• _Given exercise 1_
Write out the whole text about Octavian's campaign against the Iapodes, word for word.

• _Text block_

From there Octavian divided his army into several marching columns (one to cover the central valley and two to parallel the surrounding heights), and advanced eastward in the direction of the Colapis River and across the Dinaric Alps (in the area of Mala Kapela, Plješivica). The region he was crossing was thickly forested and mountainous, with rare clearings, while the few Illyrian fortresses were perched on hilltops. The rest of the Iapodes returned, therefore, to take refuge in the forests, abandoning their main city, whose name was Terponus,[43] which Octavian occupied shortly afterwards but did not burn it, hoping that they would surrender. And so they did shortly thereafter.[9][33]
After conquering Terponus, the Roman army continued in the direction of Metulum[44] (present-day Cakovac near Ogulin), the capital of the Iapodes, which was located on a high and steep mountain, backed between two ridges with a narrow valley in between. Some 3,000 belligerent and well-armed young men were holed up there, who could easily have held back the Romans, who had surrounded the walls.[15] Octavian gave orders to raise a siege ramp, which the Metulians tried hard to disrupt. Thus it was that, thanks to constant assaults carried both by day and night, and a constant launching of projectiles from the top of the walls (whose throwing artillery had been obtained from Brutus's earlier retreat after the siege of Mutina in 43 B.C.),[45] the city's defenders were able to raise new walls before the outer circle crumbled under the blows of the legions. The Romans, once past the first circle of walls, burned it and rushed against the new line of fortification, this time erecting two different siege ramps, from which they then threw four bridges toward the top of the enemy walls. For the purpose of distracting their attention, Octavian sent some of his troops to the rear of the city, while he ordered the others to cross the bridges to the apex of the walls. To observe the result, he climbed to the top of a high tower.[9][15]
Thus it was that he observed some of the barbarians running down the parapet to counter the Romans who were crossing the bridge, while others, unseen, tried to weaken the other bridges by striking them with their long spears. And the fact that they managed to bring down one, then a second, so that when the third bridge collapsed, the Romans were in absolute panic. No one dared to cross the fourth bridge until Augustus jumped down from the tower and, after scolding his soldiers, grabbed a shield and headed for the bridge.[4]
"Marcus Vipsanius Agrippa and Hieron, two of his generals, his bodyguard, Lucius, and a certain Volas ran with him; only these four men, and a few other armed men. And when he was about to cross the bridge, the other legionaries, overcome with shame, rushed after him into the midst of the battle. So the [fourth] bridge also collapsed, because the weight [of the combatants] exceeded its capacity, and the men on it fell to the ground, one on top of the other. Some were killed, others were carried away with broken bones."

• _Given exercise 2_
Rewrite the rows below as a numbered list, from the first line of the rows up to and including the line with "svg-text:(BH)max [MGOe]: (BH)max", and leave out any blank lines.

• _Records shown_
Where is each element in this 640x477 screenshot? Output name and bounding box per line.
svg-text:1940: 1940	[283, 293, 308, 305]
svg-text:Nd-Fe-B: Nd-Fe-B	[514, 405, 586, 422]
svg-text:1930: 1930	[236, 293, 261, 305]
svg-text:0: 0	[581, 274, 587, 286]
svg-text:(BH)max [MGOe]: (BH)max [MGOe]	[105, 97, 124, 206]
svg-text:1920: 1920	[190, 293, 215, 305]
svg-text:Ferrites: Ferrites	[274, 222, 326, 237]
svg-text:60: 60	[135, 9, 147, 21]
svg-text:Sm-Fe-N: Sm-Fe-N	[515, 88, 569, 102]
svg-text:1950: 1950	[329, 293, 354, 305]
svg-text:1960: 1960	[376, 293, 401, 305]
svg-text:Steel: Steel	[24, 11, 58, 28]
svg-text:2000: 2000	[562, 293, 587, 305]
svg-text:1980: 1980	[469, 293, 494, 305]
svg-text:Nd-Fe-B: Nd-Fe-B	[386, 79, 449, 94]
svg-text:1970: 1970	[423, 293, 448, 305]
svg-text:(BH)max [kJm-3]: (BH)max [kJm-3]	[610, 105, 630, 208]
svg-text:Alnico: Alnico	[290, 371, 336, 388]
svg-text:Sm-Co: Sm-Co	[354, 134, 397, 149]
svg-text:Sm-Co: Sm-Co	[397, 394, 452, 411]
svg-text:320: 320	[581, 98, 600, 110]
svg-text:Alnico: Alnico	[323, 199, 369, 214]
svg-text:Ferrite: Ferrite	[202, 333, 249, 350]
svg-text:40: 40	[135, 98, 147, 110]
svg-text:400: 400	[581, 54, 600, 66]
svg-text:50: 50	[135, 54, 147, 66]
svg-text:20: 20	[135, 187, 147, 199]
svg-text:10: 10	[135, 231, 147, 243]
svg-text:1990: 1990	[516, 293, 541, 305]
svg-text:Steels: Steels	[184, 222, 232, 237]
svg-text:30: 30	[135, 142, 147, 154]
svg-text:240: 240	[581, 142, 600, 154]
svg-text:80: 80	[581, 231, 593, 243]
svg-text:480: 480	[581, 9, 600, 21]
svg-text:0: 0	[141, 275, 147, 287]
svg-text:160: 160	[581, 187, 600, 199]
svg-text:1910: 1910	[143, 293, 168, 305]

• _Finished answer 1_
From there Octavian divided his army into several marching columns (one to cover the central valley and two to parallel the surrounding heights), and advanced eastward in the direction of the Colapis River and across the Dinaric Alps (in the area of Mala Kapela, Plješivica). The region he was crossing was thickly forested and mountainous, with rare clearings, while the few Illyrian fortresses were perched on hilltops. The rest of the Iapodes returned, therefore, to take refuge in the forests, abandoning their main city, whose name was Terponus,[43] which Octavian occupied shortly afterwards but did not burn it, hoping that they would surrender. And so they did shortly thereafter.[9][33]
After conquering Terponus, the Roman army continued in the direction of Metulum[44] (present-day Cakovac near Ogulin), the capital of the Iapodes, which was located on a high and steep mountain, backed between two ridges with a narrow valley in between. Some 3,000 belligerent and well-armed young men were holed up there, who could easily have held back the Romans, who had surrounded the walls.[15] Octavian gave orders to raise a siege ramp, which the Metulians tried hard to disrupt. Thus it was that, thanks to constant assaults carried both by day and night, and a constant launching of projectiles from the top of the walls (whose throwing artillery had been obtained from Brutus's earlier retreat after the siege of Mutina in 43 B.C.),[45] the city's defenders were able to raise new walls before the outer circle crumbled under the blows of the legions. The Romans, once past the first circle of walls, burned it and rushed against the new line of fortification, this time erecting two different siege ramps, from which they then threw four bridges toward the top of the enemy walls. For the purpose of distracting their attention, Octavian sent some of his troops to the rear of the city, while he ordered the others to cross the bridges to the apex of the walls. To observe the result, he climbed to the top of a high tower.[9][15]
Thus it was that he observed some of the barbarians running down the parapet to counter the Romans who were crossing the bridge, while others, unseen, tried to weaken the other bridges by striking them with their long spears. And the fact that they managed to bring down one, then a second, so that when the third bridge collapsed, the Romans were in absolute panic. No one dared to cross the fourth bridge until Augustus jumped down from the tower and, after scolding his soldiers, grabbed a shield and headed for the bridge.[4]
"Marcus Vipsanius Agrippa and Hieron, two of his generals, his bodyguard, Lucius, and a certain Volas ran with him; only these four men, and a few other armed men. And when he was about to cross the bridge, the other legionaries, overcome with shame, rushed after him into the midst of the battle. So the [fourth] bridge also collapsed, because the weight [of the combatants] exceeded its capacity, and the men on it fell to the ground, one on top of the other. Some were killed, others were carried away with broken bones."

• _Finished answer 2_
1. Where is each element in this 640x477 screenshot? Output name and bounding box per line.
2. svg-text:1940: 1940	[283, 293, 308, 305]
3. svg-text:Nd-Fe-B: Nd-Fe-B	[514, 405, 586, 422]
4. svg-text:1930: 1930	[236, 293, 261, 305]
5. svg-text:0: 0	[581, 274, 587, 286]
6. svg-text:(BH)max [MGOe]: (BH)max [MGOe]	[105, 97, 124, 206]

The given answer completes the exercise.